- Exercise instructions
Copy the entries below word for word, keeping every line in its original order.

— Start —

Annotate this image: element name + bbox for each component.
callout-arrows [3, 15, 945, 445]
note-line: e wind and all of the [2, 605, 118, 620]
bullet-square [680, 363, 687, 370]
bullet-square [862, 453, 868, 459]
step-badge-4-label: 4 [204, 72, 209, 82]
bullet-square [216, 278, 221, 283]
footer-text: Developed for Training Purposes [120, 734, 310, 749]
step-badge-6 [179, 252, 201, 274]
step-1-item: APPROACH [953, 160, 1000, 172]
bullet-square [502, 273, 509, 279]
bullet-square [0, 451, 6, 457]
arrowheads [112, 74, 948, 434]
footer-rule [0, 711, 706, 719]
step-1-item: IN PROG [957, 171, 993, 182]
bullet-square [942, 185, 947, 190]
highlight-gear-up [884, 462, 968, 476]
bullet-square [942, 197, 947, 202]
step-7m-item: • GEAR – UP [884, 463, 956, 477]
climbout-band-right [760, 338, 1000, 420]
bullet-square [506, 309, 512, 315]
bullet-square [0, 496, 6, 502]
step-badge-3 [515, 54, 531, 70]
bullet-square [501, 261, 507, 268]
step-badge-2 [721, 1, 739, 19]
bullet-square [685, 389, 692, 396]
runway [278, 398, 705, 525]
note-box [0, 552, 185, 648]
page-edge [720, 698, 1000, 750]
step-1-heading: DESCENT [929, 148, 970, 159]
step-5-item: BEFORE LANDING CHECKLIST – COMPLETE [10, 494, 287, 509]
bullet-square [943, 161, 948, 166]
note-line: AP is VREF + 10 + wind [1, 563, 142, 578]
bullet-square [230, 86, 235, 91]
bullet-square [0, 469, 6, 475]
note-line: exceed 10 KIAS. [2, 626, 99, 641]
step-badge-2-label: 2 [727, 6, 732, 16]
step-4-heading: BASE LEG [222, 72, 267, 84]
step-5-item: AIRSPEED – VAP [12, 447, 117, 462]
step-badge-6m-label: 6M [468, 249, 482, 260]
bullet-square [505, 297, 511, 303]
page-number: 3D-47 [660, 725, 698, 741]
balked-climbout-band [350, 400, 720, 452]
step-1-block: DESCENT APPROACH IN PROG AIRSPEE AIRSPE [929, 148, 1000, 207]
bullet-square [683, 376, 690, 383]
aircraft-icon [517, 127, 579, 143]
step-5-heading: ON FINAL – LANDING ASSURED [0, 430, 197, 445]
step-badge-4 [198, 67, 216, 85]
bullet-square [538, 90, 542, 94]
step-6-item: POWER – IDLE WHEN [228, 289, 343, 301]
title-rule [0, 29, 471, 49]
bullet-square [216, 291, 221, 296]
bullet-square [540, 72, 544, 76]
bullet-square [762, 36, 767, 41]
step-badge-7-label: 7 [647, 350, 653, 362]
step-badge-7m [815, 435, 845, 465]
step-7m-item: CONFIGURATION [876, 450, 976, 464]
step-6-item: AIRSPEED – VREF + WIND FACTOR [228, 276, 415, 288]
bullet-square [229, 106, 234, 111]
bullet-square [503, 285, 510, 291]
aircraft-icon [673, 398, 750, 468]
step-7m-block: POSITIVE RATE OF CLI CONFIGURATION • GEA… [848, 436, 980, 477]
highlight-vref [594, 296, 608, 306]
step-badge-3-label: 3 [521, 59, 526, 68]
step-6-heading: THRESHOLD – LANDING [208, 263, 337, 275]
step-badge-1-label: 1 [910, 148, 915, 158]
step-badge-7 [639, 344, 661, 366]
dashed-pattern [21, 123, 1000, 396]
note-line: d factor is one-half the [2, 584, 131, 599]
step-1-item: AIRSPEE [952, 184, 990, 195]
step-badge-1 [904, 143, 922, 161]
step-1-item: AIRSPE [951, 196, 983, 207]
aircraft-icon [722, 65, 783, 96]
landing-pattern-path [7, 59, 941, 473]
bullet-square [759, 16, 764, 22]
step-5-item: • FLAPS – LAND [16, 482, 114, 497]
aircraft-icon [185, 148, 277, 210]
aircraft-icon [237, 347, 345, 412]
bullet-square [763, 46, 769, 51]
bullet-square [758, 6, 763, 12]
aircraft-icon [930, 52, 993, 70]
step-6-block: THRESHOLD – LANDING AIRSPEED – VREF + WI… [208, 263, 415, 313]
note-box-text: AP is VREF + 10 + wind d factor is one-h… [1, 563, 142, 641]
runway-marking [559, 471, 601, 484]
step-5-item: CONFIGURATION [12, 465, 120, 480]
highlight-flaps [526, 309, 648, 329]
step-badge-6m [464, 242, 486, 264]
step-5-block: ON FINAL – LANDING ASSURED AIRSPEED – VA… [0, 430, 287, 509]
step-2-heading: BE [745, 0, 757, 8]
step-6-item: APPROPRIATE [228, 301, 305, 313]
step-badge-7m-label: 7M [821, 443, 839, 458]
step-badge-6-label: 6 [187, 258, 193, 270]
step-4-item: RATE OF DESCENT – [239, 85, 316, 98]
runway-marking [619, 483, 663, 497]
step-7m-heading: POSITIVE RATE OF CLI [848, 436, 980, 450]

— End —

- Completed task
Annotate this image: element name + bbox for each component.
callout-arrows [3, 15, 945, 445]
note-line: e wind and all of the [2, 605, 118, 620]
bullet-square [680, 363, 687, 370]
bullet-square [862, 453, 868, 459]
step-badge-4-label: 4 [204, 72, 209, 82]
bullet-square [216, 278, 221, 283]
footer-text: Developed for Training Purposes [120, 734, 310, 749]
step-badge-6 [179, 252, 201, 274]
step-1-item: APPROACH [953, 160, 1000, 172]
bullet-square [502, 273, 509, 279]
bullet-square [0, 451, 6, 457]
arrowheads [112, 74, 948, 434]
footer-rule [0, 711, 706, 719]
step-1-item: IN PROG [957, 171, 993, 182]
bullet-square [942, 185, 947, 190]
highlight-gear-up [884, 462, 968, 476]
bullet-square [942, 197, 947, 202]
step-7m-item: • GEAR – UP [884, 463, 956, 477]
climbout-band-right [760, 338, 1000, 420]
bullet-square [506, 309, 512, 315]
bullet-square [0, 496, 6, 502]
step-badge-3 [515, 54, 531, 70]
bullet-square [501, 261, 507, 268]
step-badge-2 [721, 1, 739, 19]
bullet-square [685, 389, 692, 396]
runway [278, 398, 705, 525]
note-box [0, 552, 185, 648]
page-edge [720, 698, 1000, 750]
step-1-heading: DESCENT [929, 148, 970, 159]
step-5-item: BEFORE LANDING CHECKLIST – COMPLETE [10, 494, 287, 509]
bullet-square [943, 161, 948, 166]
note-line: AP is VREF + 10 + wind [1, 563, 142, 578]
bullet-square [230, 86, 235, 91]
bullet-square [0, 469, 6, 475]
note-line: exceed 10 KIAS. [2, 626, 99, 641]
step-badge-2-label: 2 [727, 6, 732, 16]
step-4-heading: BASE LEG [222, 72, 267, 84]
step-5-item: AIRSPEED – VAP [12, 447, 117, 462]
step-badge-6m-label: 6M [468, 249, 482, 260]
bullet-square [505, 297, 511, 303]
page-number: 3D-47 [660, 725, 698, 741]
balked-climbout-band [350, 400, 720, 452]
step-1-block: DESCENT APPROACH IN PROG AIRSPEE AIRSPE [929, 148, 1000, 207]
bullet-square [683, 376, 690, 383]
aircraft-icon [517, 127, 579, 143]
step-5-heading: ON FINAL – LANDING ASSURED [0, 430, 197, 445]
step-badge-4 [198, 67, 216, 85]
bullet-square [538, 90, 542, 94]
step-6-item: POWER – IDLE WHEN [228, 289, 343, 301]
title-rule [0, 29, 471, 49]
bullet-square [216, 291, 221, 296]
bullet-square [540, 72, 544, 76]
bullet-square [762, 36, 767, 41]
step-badge-7-label: 7 [647, 350, 653, 362]
step-badge-7m [815, 435, 845, 465]
step-7m-item: CONFIGURATION [876, 450, 976, 464]
step-6-item: AIRSPEED – VREF + WIND FACTOR [228, 276, 415, 288]
bullet-square [229, 106, 234, 111]
bullet-square [503, 285, 510, 291]
aircraft-icon [673, 398, 750, 468]
step-7m-block: POSITIVE RATE OF CLI CONFIGURATION • GEA… [848, 436, 980, 477]
highlight-vref [594, 296, 608, 306]
step-badge-3-label: 3 [521, 59, 526, 68]
step-6-heading: THRESHOLD – LANDING [208, 263, 337, 275]
step-badge-1-label: 1 [910, 148, 915, 158]
step-badge-7 [639, 344, 661, 366]
dashed-pattern [21, 123, 1000, 396]
note-line: d factor is one-half the [2, 584, 131, 599]
step-1-item: AIRSPEE [952, 184, 990, 195]
step-badge-1 [904, 143, 922, 161]
step-1-item: AIRSPE [951, 196, 983, 207]
aircraft-icon [722, 65, 783, 96]
landing-pattern-path [7, 59, 941, 473]
bullet-square [759, 16, 764, 22]
step-5-item: • FLAPS – LAND [16, 482, 114, 497]
aircraft-icon [185, 148, 277, 210]
aircraft-icon [237, 347, 345, 412]
bullet-square [763, 46, 769, 51]
bullet-square [758, 6, 763, 12]
aircraft-icon [930, 52, 993, 70]
step-6-block: THRESHOLD – LANDING AIRSPEED – VREF + WI… [208, 263, 415, 313]
note-box-text: AP is VREF + 10 + wind d factor is one-h… [1, 563, 142, 641]
runway-marking [559, 471, 601, 484]
step-5-item: CONFIGURATION [12, 465, 120, 480]
highlight-flaps [526, 309, 648, 329]
step-badge-6m [464, 242, 486, 264]
step-5-block: ON FINAL – LANDING ASSURED AIRSPEED – VA… [0, 430, 287, 509]
step-2-heading: BE [745, 0, 757, 8]
step-6-item: APPROPRIATE [228, 301, 305, 313]
step-badge-7m-label: 7M [821, 443, 839, 458]
step-badge-6-label: 6 [187, 258, 193, 270]
step-4-item: RATE OF DESCENT – [239, 85, 316, 98]
runway-marking [619, 483, 663, 497]
step-7m-heading: POSITIVE RATE OF CLI [848, 436, 980, 450]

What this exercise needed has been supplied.